_Written instruction 1_
From the ESP8266 thread, transcribe the part that opens with the words containing "Post by WereCatf" and closes with "timers and such.".
_Written instruction 2_
In the ESP8266 thread, why does WereCatf say the CPU speed is not being set correctly? Answer in one to three sentences.
_Written instruction 3_
Rewrite the paragraph in the ESP8266 thread that begins "You're not using the Arduino IDE" as a short bulleted list that keeps its main facts.

_Page_
** START **
Post by martinayotte » Tue Apr 19, 2016 3:28 pm

That is strange !
With the Dhrystone benchmarks done last year, the ESP at 80MHz was about 10% slower than STM32F103 :
viewtopic.php?f=3&t=76&start=30#p5435

User avatar
WereCatf
Posts: 166
Joined: Sat Apr 16, 2016 5:30 pm

Re: ESP8622 Sans RF

Post by WereCatf » Tue Apr 19, 2016 3:29 pm

Why do you have a call to

Code: Select all

system_update_cpu_freq(FREQUENCY);
You're not using the Arduino IDE as that allows you to set the CPU-speed right from the menu. Also, it doesn't look like you're doing it right: http://bbs.espressif.com/viewtopic.php?t=889 for example says you first select the clock-speed by setting a bit in a register, *then* update the system-variable with

Code: Select all

system_update_cpu_freq(FREQUENCY);
-- as far as I understood, that function-call itself does not change the CPU-speed, only the divisors the system uses for timers and such.

User avatar
Slammer
Posts: 251
Joined: Tue Mar 01, 2016 10:35 pm
Location: Athens, Greece

Re: ESP8622 Sans RF

Post by Slammer » Tue Apr 19, 2016 3:36 pm

ESP8266 is a special piece of hardware as CPU.
The core has 80KB DRAM (Data RAM) and 35KB IRAM (Instruction RAM).The DRAM and IRAM segments are separated (Harvard architecture).
** END **
_Data supplied_
** START **
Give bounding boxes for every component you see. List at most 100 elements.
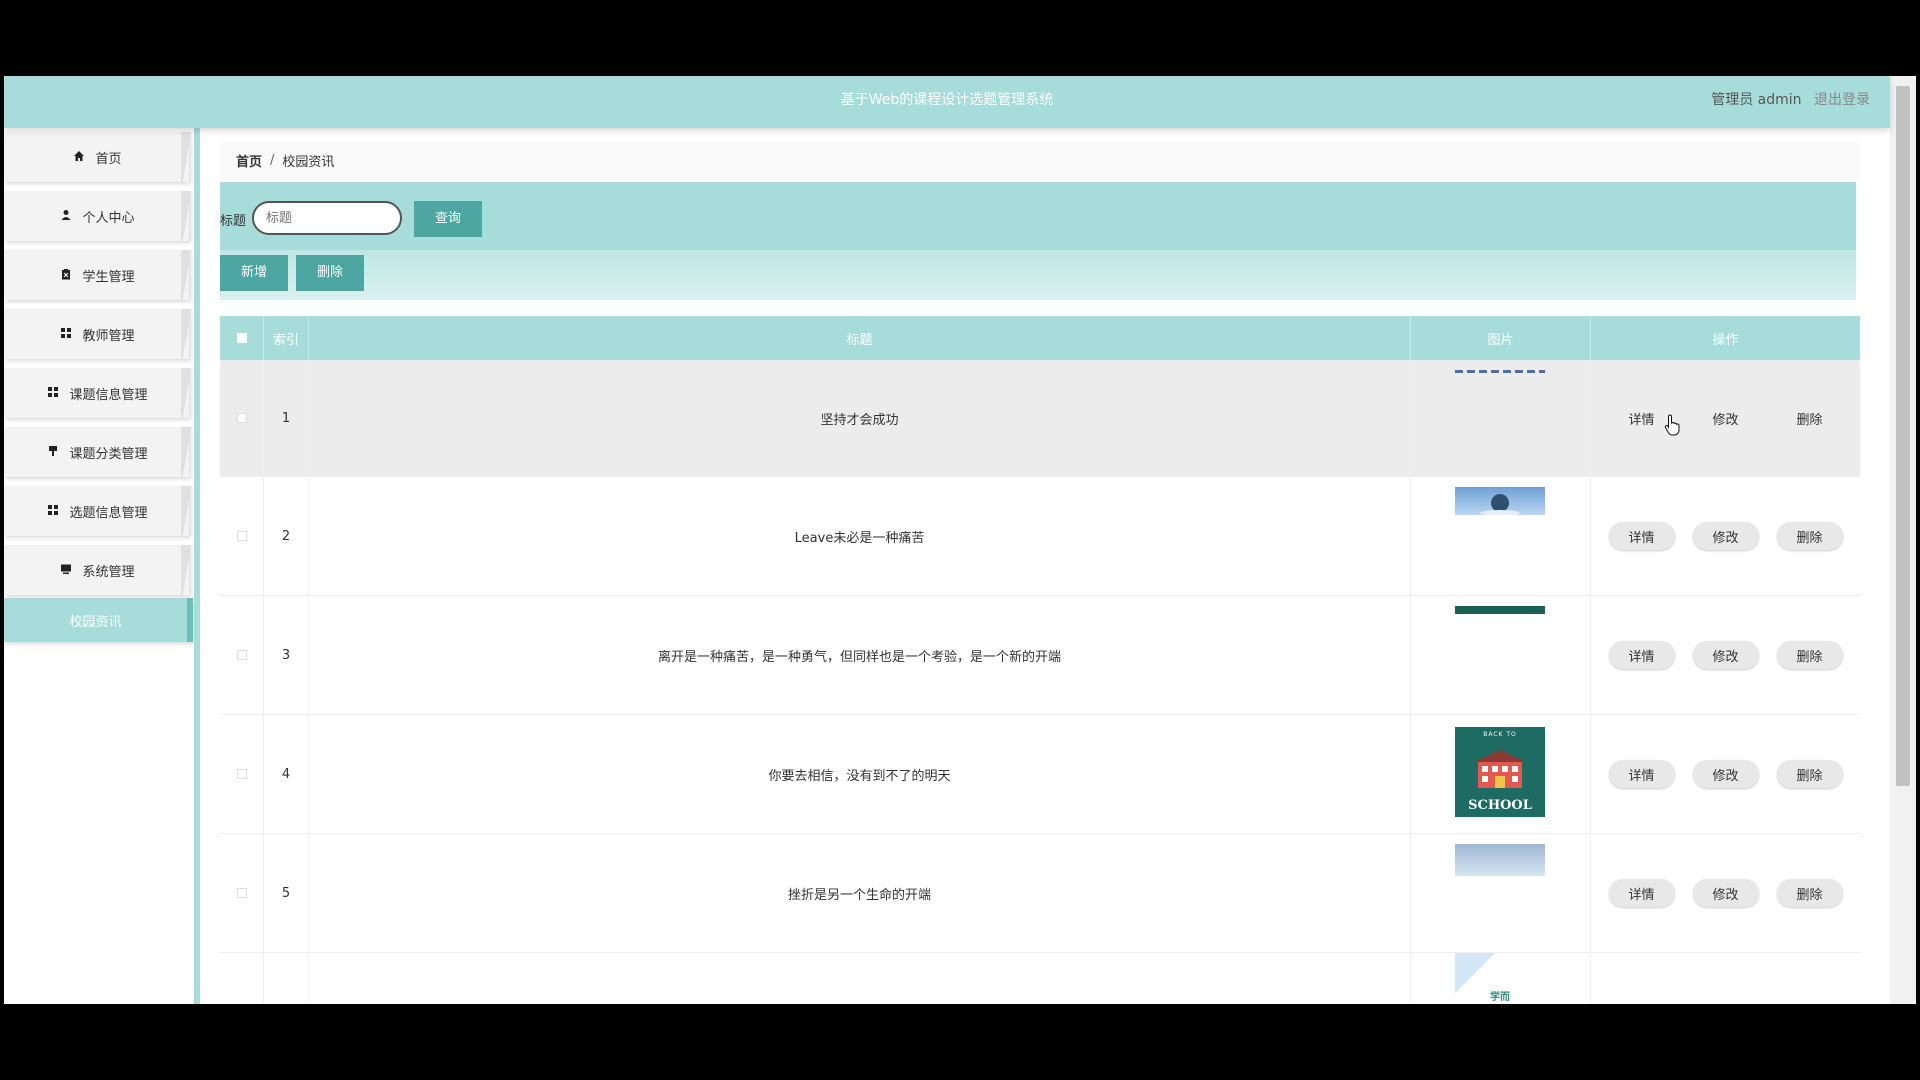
row-checkbox[interactable] xyxy=(236,531,247,541)
table-row[interactable]: 1 坚持才会成功 详情 修改 删除 xyxy=(220,360,1860,477)
school-building-icon xyxy=(1474,750,1526,788)
detail-button[interactable]: 详情 xyxy=(1608,522,1675,550)
edit-button[interactable]: 修改 xyxy=(1692,879,1759,907)
app-window: 基于Web的课程设计选题管理系统 管理员 admin 退出登录 首页 个人中心 … xyxy=(4,76,1916,1004)
row-index: 1 xyxy=(264,360,309,476)
edit-button[interactable]: 修改 xyxy=(1692,522,1759,550)
sidebar-item-students[interactable]: 学生管理 xyxy=(4,250,193,300)
user-area: 管理员 admin 退出登录 xyxy=(1703,76,1870,124)
table-row[interactable]: 2 Leave未必是一种痛苦 详情 修改 删除 xyxy=(220,477,1860,596)
sidebar: 首页 个人中心 学生管理 教师管理 课题信息管理 课题分类管理 选题信息管理 系… xyxy=(4,132,194,1004)
table-row[interactable]: 学而 xyxy=(220,953,1860,1003)
main-content: 首页 / 校园资讯 标题 查询 新增 删除 索引 标题 图片 操作 1 坚持才会… xyxy=(194,128,1890,1004)
scrollbar-thumb[interactable] xyxy=(1896,86,1910,786)
clipboard-icon xyxy=(58,268,74,283)
breadcrumb-separator: / xyxy=(270,152,275,168)
row-title: Leave未必是一种痛苦 xyxy=(309,477,1411,595)
row-checkbox[interactable] xyxy=(236,769,247,779)
thumbnail-image xyxy=(1455,487,1545,516)
grid-icon xyxy=(45,386,61,401)
row-title: 挫折是另一个生命的开端 xyxy=(309,834,1411,952)
thumbnail-text: SCHOOL xyxy=(1468,798,1532,813)
row-image: BACK TO SCHOOL xyxy=(1411,715,1591,833)
sidebar-item-home[interactable]: 首页 xyxy=(4,132,193,182)
breadcrumb: 首页 / 校园资讯 xyxy=(220,142,1860,178)
header-operations: 操作 xyxy=(1712,332,1739,348)
pin-icon xyxy=(45,445,61,460)
row-title: 坚持才会成功 xyxy=(309,360,1411,476)
detail-button[interactable]: 详情 xyxy=(1608,879,1675,907)
home-icon xyxy=(71,150,87,165)
batch-delete-button[interactable]: 删除 xyxy=(296,255,364,291)
row-index: 5 xyxy=(264,834,309,952)
row-image xyxy=(1411,834,1591,952)
sidebar-item-label: 教师管理 xyxy=(82,328,135,344)
delete-button[interactable]: 删除 xyxy=(1776,641,1843,669)
sidebar-item-label: 课题分类管理 xyxy=(69,446,148,462)
header-image: 图片 xyxy=(1411,316,1591,360)
row-image xyxy=(1411,596,1591,714)
thumbnail-text: 学而 xyxy=(1490,992,1510,1003)
top-bar: 基于Web的课程设计选题管理系统 管理员 admin 退出登录 xyxy=(4,76,1890,128)
user-label: 管理员 admin xyxy=(1711,92,1802,108)
sidebar-item-label: 学生管理 xyxy=(82,269,135,285)
action-panel xyxy=(220,250,1856,300)
thumbnail-image: BACK TO SCHOOL xyxy=(1455,727,1545,817)
table-row[interactable]: 5 挫折是另一个生命的开端 详情 修改 删除 xyxy=(220,834,1860,953)
thumbnail-image xyxy=(1455,370,1545,373)
sidebar-item-label: 系统管理 xyxy=(82,564,135,580)
sidebar-item-system[interactable]: 系统管理 xyxy=(4,545,193,595)
thumbnail-image: 学而 xyxy=(1455,953,1545,1003)
page-scrollbar[interactable] xyxy=(1890,76,1916,1004)
user-icon xyxy=(58,209,74,224)
grid-icon xyxy=(45,504,61,519)
thumbnail-image xyxy=(1455,606,1545,614)
row-title: 你要去相信，没有到不了的明天 xyxy=(309,715,1411,833)
delete-button[interactable]: 删除 xyxy=(1776,760,1843,788)
sidebar-item-label: 课题信息管理 xyxy=(69,387,148,403)
detail-button[interactable]: 详情 xyxy=(1608,760,1675,788)
row-title: 离开是一种痛苦，是一种勇气，但同样也是一个考验，是一个新的开端 xyxy=(309,596,1411,714)
sidebar-item-topic-info[interactable]: 课题信息管理 xyxy=(4,368,193,418)
search-input[interactable] xyxy=(252,201,402,235)
search-label: 标题 xyxy=(220,214,247,229)
row-checkbox[interactable] xyxy=(236,413,247,423)
sidebar-item-label: 首页 xyxy=(95,151,122,167)
edit-button[interactable]: 修改 xyxy=(1692,641,1759,669)
edit-button[interactable]: 修改 xyxy=(1692,760,1759,788)
grid-icon xyxy=(58,327,74,342)
breadcrumb-home[interactable]: 首页 xyxy=(236,151,262,170)
thumbnail-image xyxy=(1455,844,1545,876)
search-button[interactable]: 查询 xyxy=(414,201,482,237)
sidebar-item-teachers[interactable]: 教师管理 xyxy=(4,309,193,359)
table-row[interactable]: 3 离开是一种痛苦，是一种勇气，但同样也是一个考验，是一个新的开端 详情 修改 … xyxy=(220,596,1860,715)
row-checkbox[interactable] xyxy=(236,888,247,898)
delete-button[interactable]: 删除 xyxy=(1776,879,1843,907)
breadcrumb-current: 校园资讯 xyxy=(282,154,335,170)
detail-button[interactable]: 详情 xyxy=(1608,641,1675,669)
add-button[interactable]: 新增 xyxy=(220,255,288,291)
sidebar-item-profile[interactable]: 个人中心 xyxy=(4,191,193,241)
hand-cursor-icon xyxy=(1664,414,1682,441)
header-title: 标题 xyxy=(309,316,1411,360)
logout-link[interactable]: 退出登录 xyxy=(1814,92,1870,108)
monitor-icon xyxy=(58,563,74,578)
row-index: 2 xyxy=(264,477,309,595)
app-title: 基于Web的课程设计选题管理系统 xyxy=(840,92,1054,108)
row-index: 3 xyxy=(264,596,309,714)
sidebar-item-topic-category[interactable]: 课题分类管理 xyxy=(4,427,193,477)
select-all-checkbox[interactable] xyxy=(236,333,247,343)
table-row[interactable]: 4 你要去相信，没有到不了的明天 BACK TO SCHOOL 详情 修改 删除 xyxy=(220,715,1860,834)
row-image xyxy=(1411,360,1591,476)
edit-button[interactable]: 修改 xyxy=(1693,404,1759,432)
sidebar-item-selection-info[interactable]: 选题信息管理 xyxy=(4,486,193,536)
sidebar-item-label: 校园资讯 xyxy=(69,614,122,630)
row-checkbox[interactable] xyxy=(236,650,247,660)
header-index: 索引 xyxy=(264,316,309,360)
sidebar-item-campus-news[interactable]: 校园资讯 xyxy=(4,598,193,642)
delete-button[interactable]: 删除 xyxy=(1776,522,1843,550)
thumbnail-text: BACK TO xyxy=(1483,731,1517,738)
delete-button[interactable]: 删除 xyxy=(1777,404,1843,432)
sidebar-item-label: 个人中心 xyxy=(82,210,135,226)
row-image: 学而 xyxy=(1411,953,1591,1003)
** END **
_Expected output 1_
Post by WereCatf » Tue Apr 19, 2016 3:29 pm

Why do you have a call to

Code: Select all

system_update_cpu_freq(FREQUENCY);
You're not using the Arduino IDE as that allows you to set the CPU-speed right from the menu. Also, it doesn't look like you're doing it right: http://bbs.espressif.com/viewtopic.php?t=889 for example says you first select the clock-speed by setting a bit in a register, *then* update the system-variable with

Code: Select all

system_update_cpu_freq(FREQUENCY);
-- as far as I understood, that function-call itself does not change the CPU-speed, only the divisors the system uses for timers and such.

_Expected output 2_
The clock speed must first be selected by setting a bit in a register, and only after that should system_update_cpu_freq(FREQUENCY) be called to update the system variable. As WereCatf understood it, that call does not change the CPU speed by itself. It only changes the divisors the system uses for timers and similar functions.

_Expected output 3_
- The Arduino IDE does not seem to be in use, since it allows the CPU speed to be set directly from a menu.
- The method appears incorrect. According to http://bbs.espressif.com/viewtopic.php?t=889, the clock speed is first selected by setting a bit in a register, and only then is the system variable updated with system_update_cpu_freq(FREQUENCY).
- As the poster understood it, that function call does not itself change the CPU speed. It only changes the divisors the system uses for timers and such.